WRITTEN PROBLEM:
Every line with the string "main" should be gathered.

-=-=-=-=-

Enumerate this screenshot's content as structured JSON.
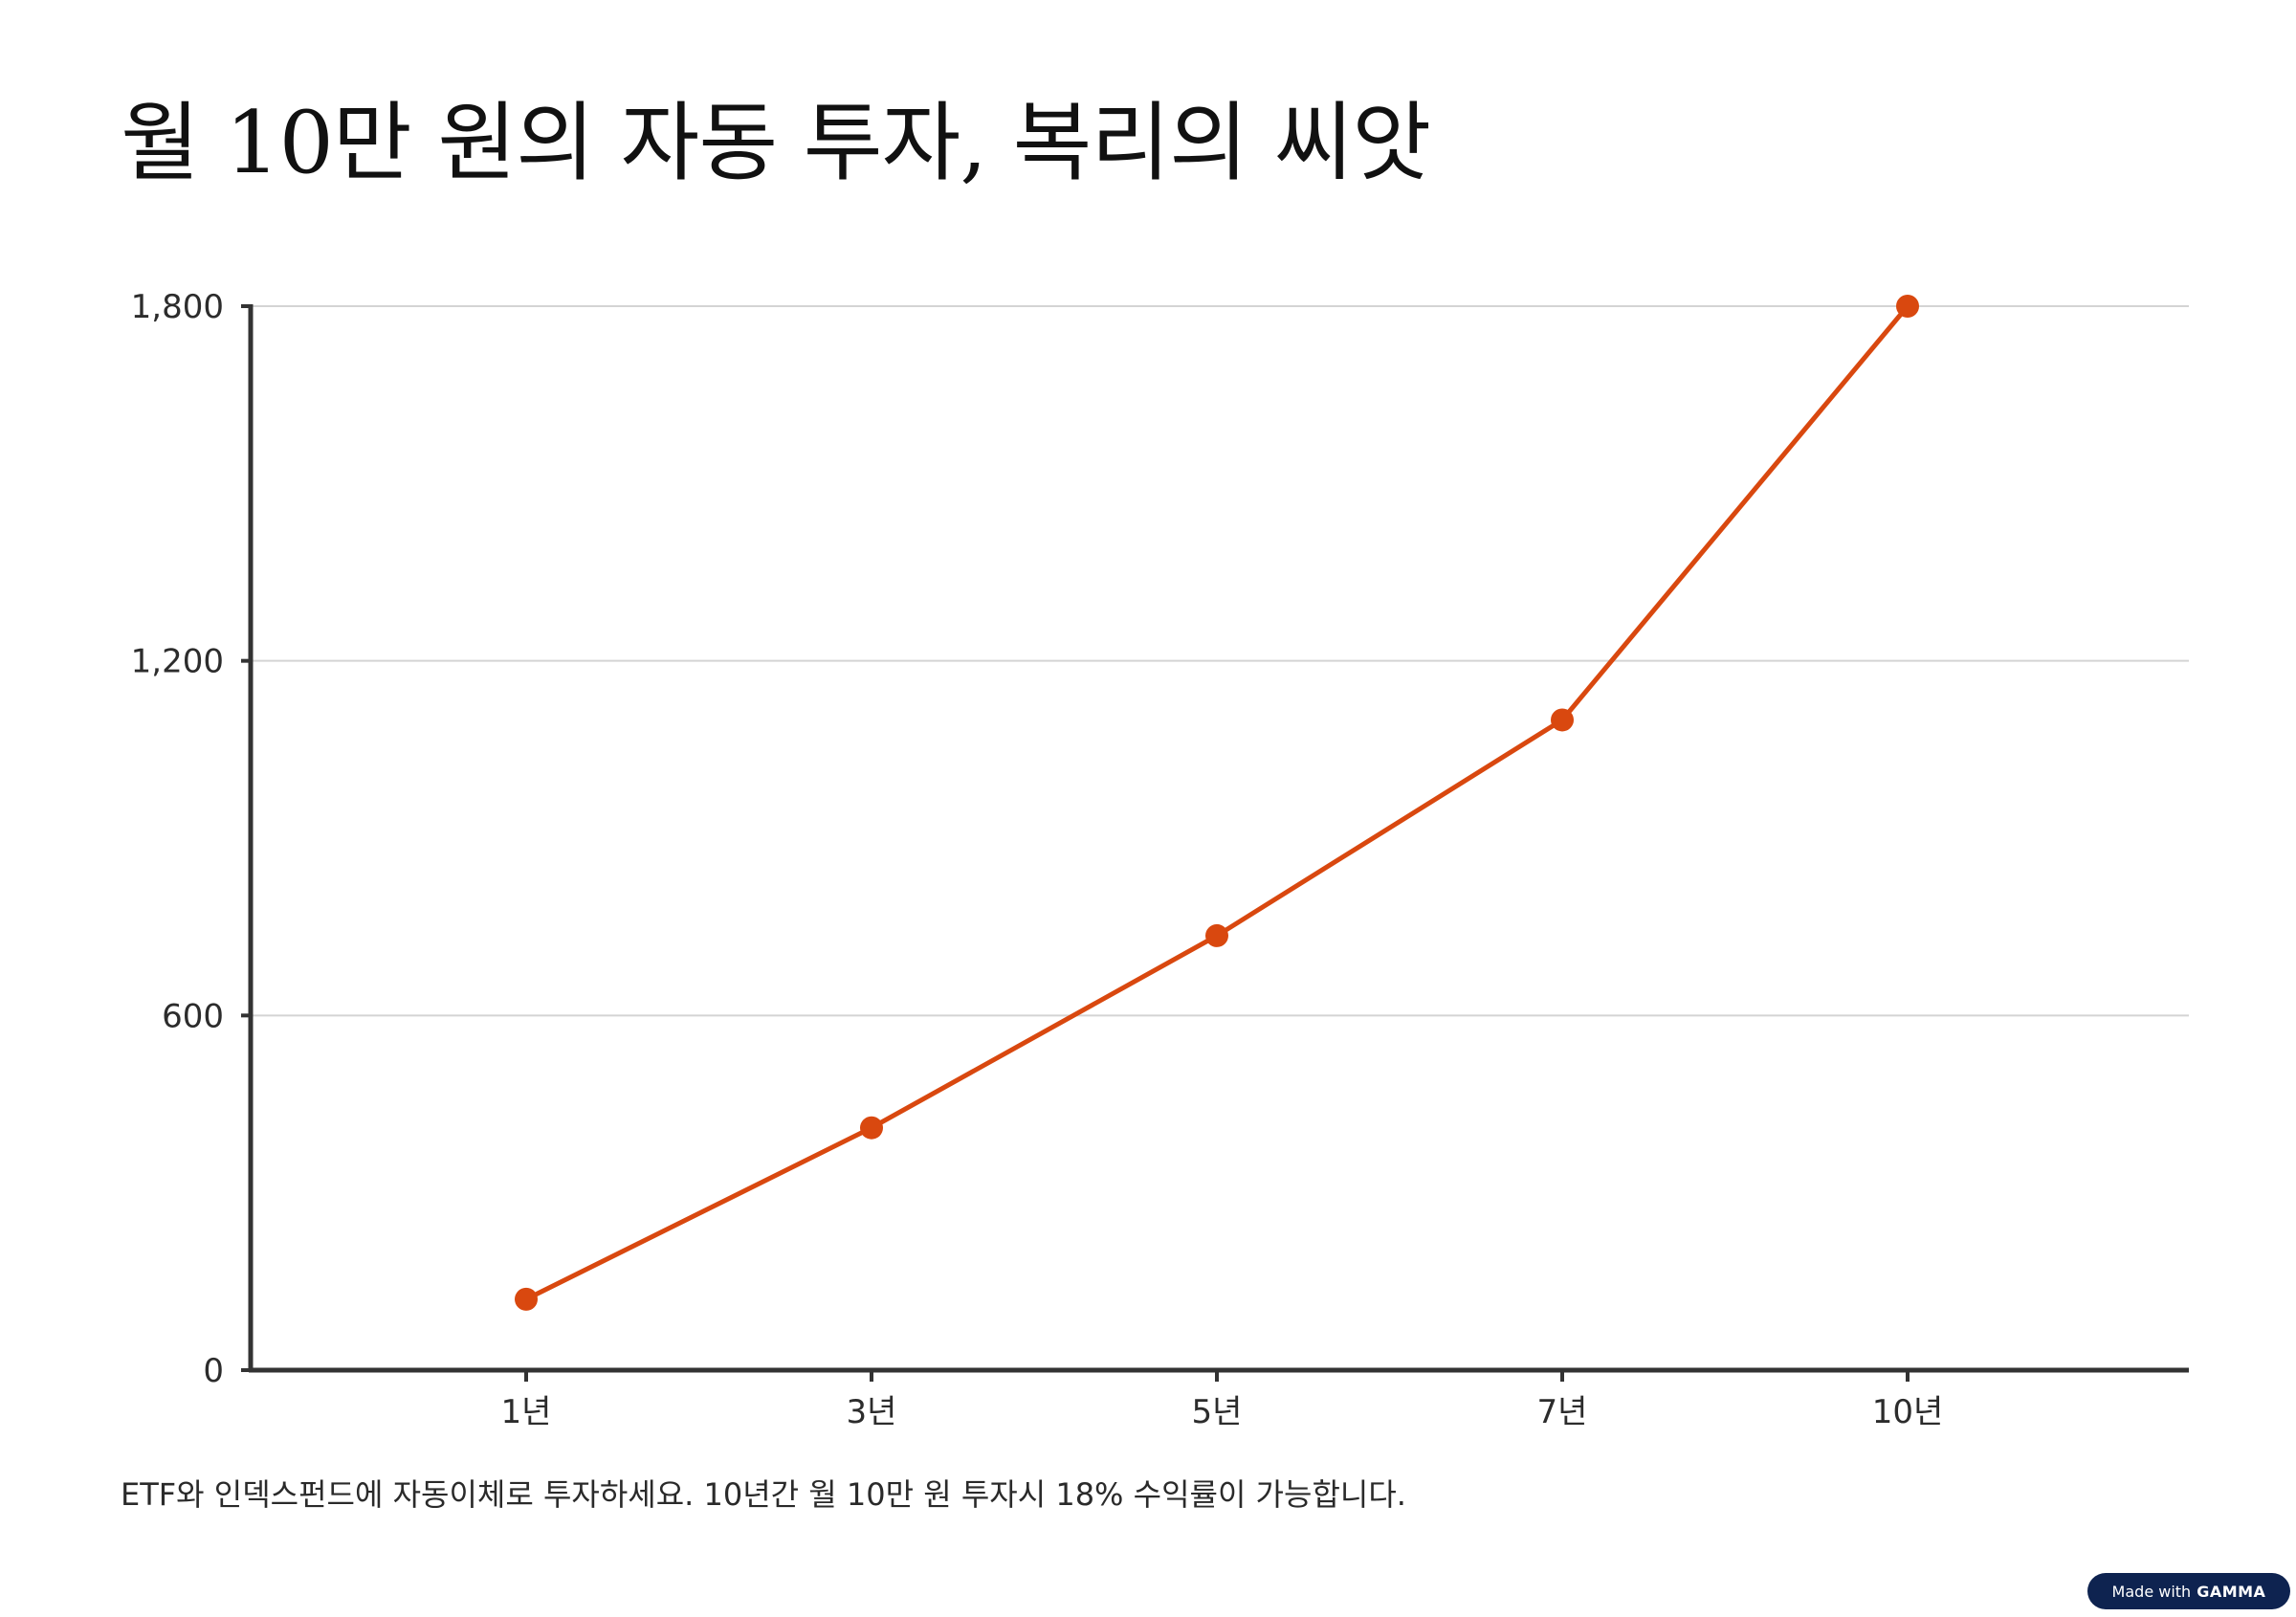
{
  "title": "월 10만 원의 자동 투자, 복리의 씨앗",
  "caption": "ETF와 인덱스펀드에 자동이체로 투자하세요. 10년간 월 10만 원 투자시 18% 수익률이 가능합니다.",
  "badge": {
    "prefix": "Made with",
    "brand": "GAMMA"
  },
  "colors": {
    "line": "#d9480f",
    "axis": "#333333",
    "grid": "#d4d4d4",
    "badge_bg": "#0e2350"
  },
  "chart_data": {
    "type": "line",
    "title": "",
    "xlabel": "",
    "ylabel": "",
    "categories": [
      "1년",
      "3년",
      "5년",
      "7년",
      "10년"
    ],
    "series": [
      {
        "values": [
          120,
          410,
          735,
          1100,
          1800
        ]
      }
    ],
    "ylim": [
      0,
      1800
    ],
    "yticks": [
      0,
      600,
      1200,
      1800
    ],
    "ytick_labels": [
      "0",
      "600",
      "1,200",
      "1,800"
    ],
    "grid": true,
    "legend": "none"
  }
}
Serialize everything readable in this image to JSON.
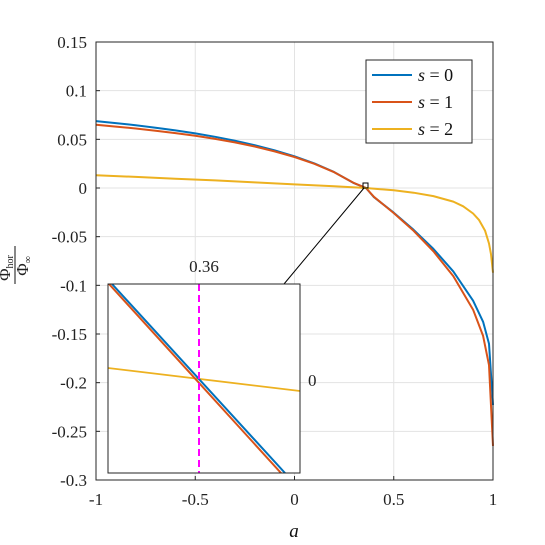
{
  "chart_data": {
    "type": "line",
    "xlabel": "a",
    "ylabel": {
      "numerator": "Φ",
      "numerator_sub": "hor",
      "denominator": "Φ",
      "denominator_sub": "∞"
    },
    "xlim": [
      -1,
      1
    ],
    "ylim": [
      -0.3,
      0.15
    ],
    "xticks": [
      "-1",
      "-0.5",
      "0",
      "0.5",
      "1"
    ],
    "yticks": [
      "0.15",
      "0.1",
      "0.05",
      "0",
      "-0.05",
      "-0.1",
      "-0.15",
      "-0.2",
      "-0.25",
      "-0.3"
    ],
    "grid": true,
    "legend_position": "top-right",
    "series": [
      {
        "name": "s = 0",
        "var": "s",
        "value": "0",
        "color": "#0072BD",
        "x": [
          -1,
          -0.9,
          -0.8,
          -0.7,
          -0.6,
          -0.5,
          -0.4,
          -0.3,
          -0.2,
          -0.1,
          0,
          0.1,
          0.2,
          0.3,
          0.36,
          0.4,
          0.5,
          0.6,
          0.7,
          0.8,
          0.9,
          0.95,
          0.98,
          1.0
        ],
        "y": [
          0.0687,
          0.0667,
          0.0645,
          0.062,
          0.0592,
          0.0561,
          0.0526,
          0.0486,
          0.044,
          0.0387,
          0.0326,
          0.0253,
          0.0163,
          0.0049,
          0.0,
          -0.0094,
          -0.0254,
          -0.0429,
          -0.0626,
          -0.0857,
          -0.1158,
          -0.1375,
          -0.16,
          -0.223
        ]
      },
      {
        "name": "s = 1",
        "var": "s",
        "value": "1",
        "color": "#D95319",
        "x": [
          -1,
          -0.9,
          -0.8,
          -0.7,
          -0.6,
          -0.5,
          -0.4,
          -0.3,
          -0.2,
          -0.1,
          0,
          0.1,
          0.2,
          0.3,
          0.36,
          0.4,
          0.5,
          0.6,
          0.7,
          0.8,
          0.9,
          0.95,
          0.98,
          1.0
        ],
        "y": [
          0.0649,
          0.0631,
          0.0611,
          0.0589,
          0.0564,
          0.0536,
          0.0504,
          0.0468,
          0.0426,
          0.0376,
          0.0318,
          0.0249,
          0.0162,
          0.005,
          0.0,
          -0.009,
          -0.0258,
          -0.044,
          -0.065,
          -0.0905,
          -0.125,
          -0.152,
          -0.182,
          -0.265
        ]
      },
      {
        "name": "s = 2",
        "var": "s",
        "value": "2",
        "color": "#EDB120",
        "x": [
          -1,
          -0.8,
          -0.6,
          -0.4,
          -0.2,
          0,
          0.2,
          0.36,
          0.5,
          0.6,
          0.7,
          0.8,
          0.85,
          0.9,
          0.93,
          0.96,
          0.98,
          0.99,
          1.0
        ],
        "y": [
          0.013,
          0.0114,
          0.0096,
          0.0078,
          0.0058,
          0.0037,
          0.0019,
          0.0,
          -0.0024,
          -0.0048,
          -0.0083,
          -0.014,
          -0.0188,
          -0.0262,
          -0.033,
          -0.044,
          -0.057,
          -0.068,
          -0.087
        ]
      }
    ],
    "inset": {
      "annotation_x": "0.36",
      "annotation_y": "0",
      "marker_color": "#FF00FF"
    }
  }
}
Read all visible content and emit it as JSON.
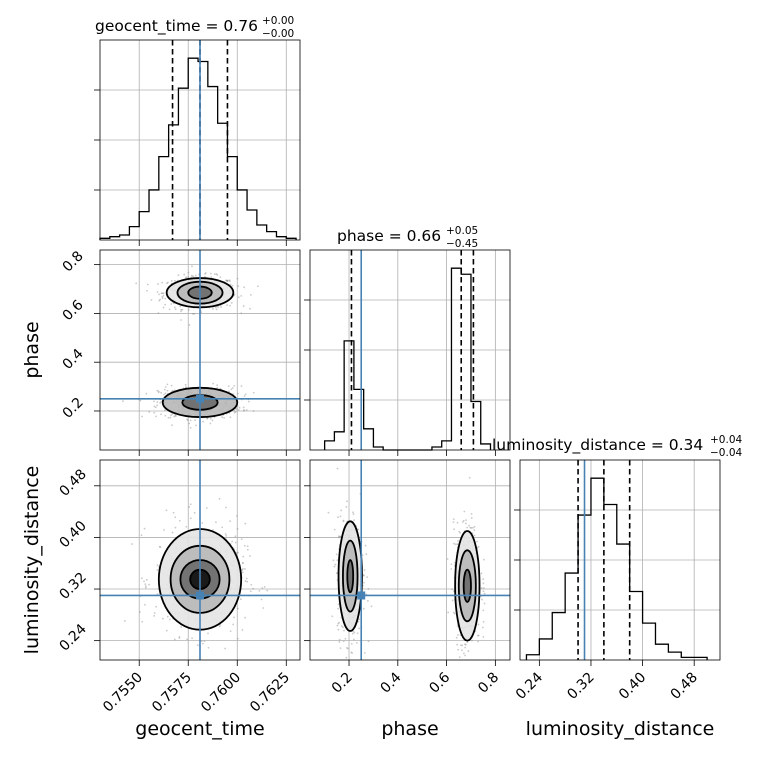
{
  "chart_data": {
    "type": "corner",
    "parameters": [
      "geocent_time",
      "phase",
      "luminosity_distance"
    ],
    "truth": {
      "geocent_time": 0.7581,
      "phase": 0.25,
      "luminosity_distance": 0.31
    },
    "titles": [
      {
        "main": "geocent_time = 0.76",
        "plus": "+0.00",
        "minus": "−0.00"
      },
      {
        "main": "phase = 0.66",
        "plus": "+0.05",
        "minus": "−0.45"
      },
      {
        "main": "luminosity_distance = 0.34",
        "plus": "+0.04",
        "minus": "−0.04"
      }
    ],
    "axis_labels": {
      "x": [
        "geocent_time",
        "phase",
        "luminosity_distance"
      ],
      "y": [
        "phase",
        "luminosity_distance"
      ]
    },
    "ticks": {
      "geocent_time": [
        "0.7550",
        "0.7575",
        "0.7600",
        "0.7625"
      ],
      "phase": [
        "0.2",
        "0.4",
        "0.6",
        "0.8"
      ],
      "luminosity_distance": [
        "0.24",
        "0.32",
        "0.40",
        "0.48"
      ]
    },
    "ranges": {
      "geocent_time": [
        0.753,
        0.7632
      ],
      "phase": [
        0.04,
        0.86
      ],
      "luminosity_distance": [
        0.21,
        0.52
      ]
    },
    "quantiles": {
      "geocent_time": [
        0.7567,
        0.7581,
        0.7595
      ],
      "phase": [
        0.21,
        0.66,
        0.71
      ],
      "luminosity_distance": [
        0.3,
        0.34,
        0.38
      ]
    },
    "histograms": {
      "geocent_time": {
        "edges": [
          0.753,
          0.7535,
          0.754,
          0.7545,
          0.755,
          0.7555,
          0.756,
          0.7565,
          0.757,
          0.7575,
          0.758,
          0.7585,
          0.759,
          0.7595,
          0.76,
          0.7605,
          0.761,
          0.7615,
          0.762,
          0.7625,
          0.763
        ],
        "counts": [
          1,
          2,
          3,
          8,
          17,
          30,
          50,
          69,
          91,
          109,
          107,
          92,
          70,
          50,
          30,
          18,
          9,
          5,
          2,
          1
        ]
      },
      "phase": {
        "edges": [
          0.1,
          0.14,
          0.18,
          0.22,
          0.26,
          0.3,
          0.34,
          0.38,
          0.42,
          0.46,
          0.5,
          0.54,
          0.58,
          0.62,
          0.66,
          0.7,
          0.74,
          0.78
        ],
        "counts": [
          3,
          6,
          36,
          20,
          7,
          1,
          0,
          0,
          0,
          0,
          0,
          1,
          3,
          60,
          58,
          16,
          2
        ]
      },
      "luminosity_distance": {
        "edges": [
          0.22,
          0.24,
          0.26,
          0.28,
          0.3,
          0.32,
          0.34,
          0.36,
          0.38,
          0.4,
          0.42,
          0.44,
          0.46,
          0.48,
          0.5
        ],
        "counts": [
          2,
          8,
          18,
          33,
          55,
          69,
          59,
          44,
          26,
          14,
          6,
          3,
          1,
          1
        ]
      }
    },
    "contours_2d": {
      "phase_vs_geocent_time": [
        {
          "x": 0.7581,
          "y": 0.685,
          "rx": [
            0.0006,
            0.00115,
            0.0017
          ],
          "ry": [
            0.025,
            0.045,
            0.06
          ]
        },
        {
          "x": 0.7581,
          "y": 0.235,
          "rx": [
            0.0009,
            0.0019
          ],
          "ry": [
            0.03,
            0.06
          ]
        }
      ],
      "luminosity_distance_vs_geocent_time": [
        {
          "x": 0.7581,
          "y": 0.335,
          "rx": [
            0.0005,
            0.001,
            0.0015,
            0.0021
          ],
          "ry": [
            0.015,
            0.03,
            0.052,
            0.078
          ]
        }
      ],
      "luminosity_distance_vs_phase": [
        {
          "x": 0.205,
          "y": 0.34,
          "rx": [
            0.012,
            0.03,
            0.048
          ],
          "ry": [
            0.025,
            0.055,
            0.085
          ]
        },
        {
          "x": 0.685,
          "y": 0.325,
          "rx": [
            0.015,
            0.035,
            0.05
          ],
          "ry": [
            0.025,
            0.055,
            0.085
          ]
        }
      ]
    }
  }
}
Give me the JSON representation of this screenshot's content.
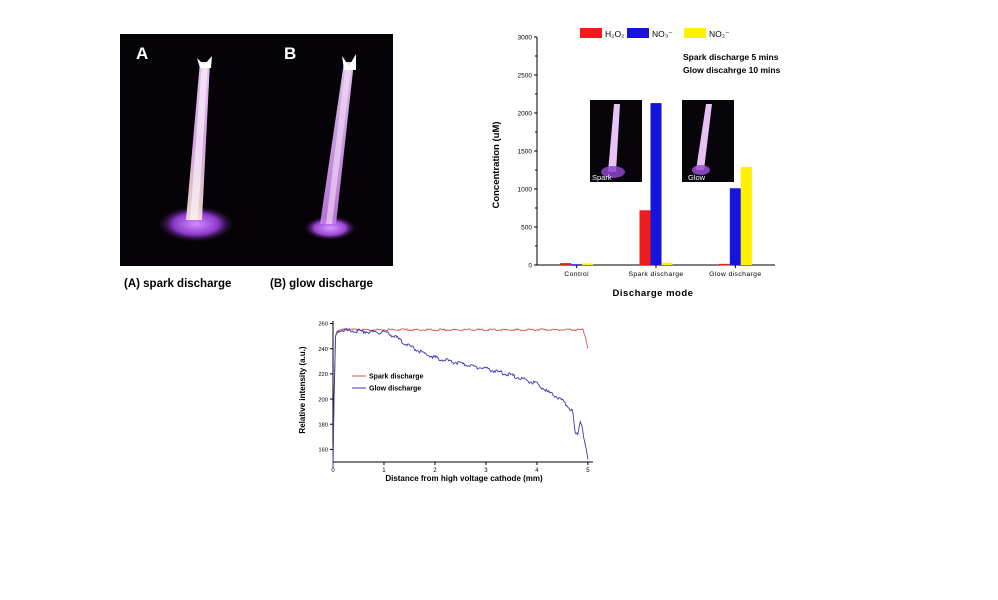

-=-=-=-=-

FULL ANSWER:
        "main": "geocent_time = 0.76",
        "main": "phase = 0.66",
        "main": "luminosity_distance = 0.34",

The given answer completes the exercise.